• **Records supplied**:
>>>

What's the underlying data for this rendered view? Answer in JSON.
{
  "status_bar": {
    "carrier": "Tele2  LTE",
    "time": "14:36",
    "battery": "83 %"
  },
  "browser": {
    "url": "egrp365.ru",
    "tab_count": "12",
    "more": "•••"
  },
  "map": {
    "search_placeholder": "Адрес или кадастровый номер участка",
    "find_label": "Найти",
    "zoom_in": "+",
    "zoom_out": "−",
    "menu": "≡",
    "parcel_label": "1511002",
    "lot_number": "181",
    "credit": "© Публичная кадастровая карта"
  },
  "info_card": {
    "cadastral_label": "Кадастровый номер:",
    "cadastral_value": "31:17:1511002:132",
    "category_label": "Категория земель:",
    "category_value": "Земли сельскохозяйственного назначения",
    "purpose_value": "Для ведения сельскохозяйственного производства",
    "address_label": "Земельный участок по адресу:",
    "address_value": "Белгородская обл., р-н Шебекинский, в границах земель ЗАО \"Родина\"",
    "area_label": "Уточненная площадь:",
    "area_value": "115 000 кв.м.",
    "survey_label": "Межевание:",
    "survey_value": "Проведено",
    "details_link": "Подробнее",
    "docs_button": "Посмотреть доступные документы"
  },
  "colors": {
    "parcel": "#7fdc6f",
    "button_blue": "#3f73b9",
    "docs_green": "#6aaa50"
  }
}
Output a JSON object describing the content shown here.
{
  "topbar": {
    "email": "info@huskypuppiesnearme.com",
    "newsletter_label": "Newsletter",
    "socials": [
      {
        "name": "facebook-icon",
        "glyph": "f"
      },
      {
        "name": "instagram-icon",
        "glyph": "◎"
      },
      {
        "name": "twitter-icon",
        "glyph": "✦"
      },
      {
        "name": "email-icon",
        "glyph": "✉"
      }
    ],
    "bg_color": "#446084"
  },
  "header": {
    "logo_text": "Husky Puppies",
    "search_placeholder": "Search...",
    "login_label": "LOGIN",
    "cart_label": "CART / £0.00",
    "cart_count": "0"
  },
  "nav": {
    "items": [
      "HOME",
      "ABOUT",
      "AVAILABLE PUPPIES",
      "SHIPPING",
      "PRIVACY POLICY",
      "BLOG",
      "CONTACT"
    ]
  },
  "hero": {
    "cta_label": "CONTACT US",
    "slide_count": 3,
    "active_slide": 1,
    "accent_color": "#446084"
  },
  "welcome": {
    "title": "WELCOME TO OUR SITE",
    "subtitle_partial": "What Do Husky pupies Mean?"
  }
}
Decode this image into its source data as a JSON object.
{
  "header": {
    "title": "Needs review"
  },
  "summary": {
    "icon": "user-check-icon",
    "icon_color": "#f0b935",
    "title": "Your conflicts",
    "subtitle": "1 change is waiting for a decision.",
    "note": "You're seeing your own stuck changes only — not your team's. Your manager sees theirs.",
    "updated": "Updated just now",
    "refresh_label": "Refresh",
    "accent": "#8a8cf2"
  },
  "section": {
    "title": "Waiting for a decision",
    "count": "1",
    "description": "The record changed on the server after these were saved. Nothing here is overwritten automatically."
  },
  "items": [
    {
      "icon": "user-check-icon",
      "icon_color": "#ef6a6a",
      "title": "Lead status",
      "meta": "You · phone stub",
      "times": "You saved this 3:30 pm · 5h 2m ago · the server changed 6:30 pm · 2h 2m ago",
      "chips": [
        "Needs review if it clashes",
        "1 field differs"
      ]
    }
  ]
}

<<<

• **What to produce**: Pull every line containing the word "decision" out of the material and copy it.

• **Exercise answer**:
    "subtitle": "1 change is waiting for a decision.",
    "title": "Waiting for a decision",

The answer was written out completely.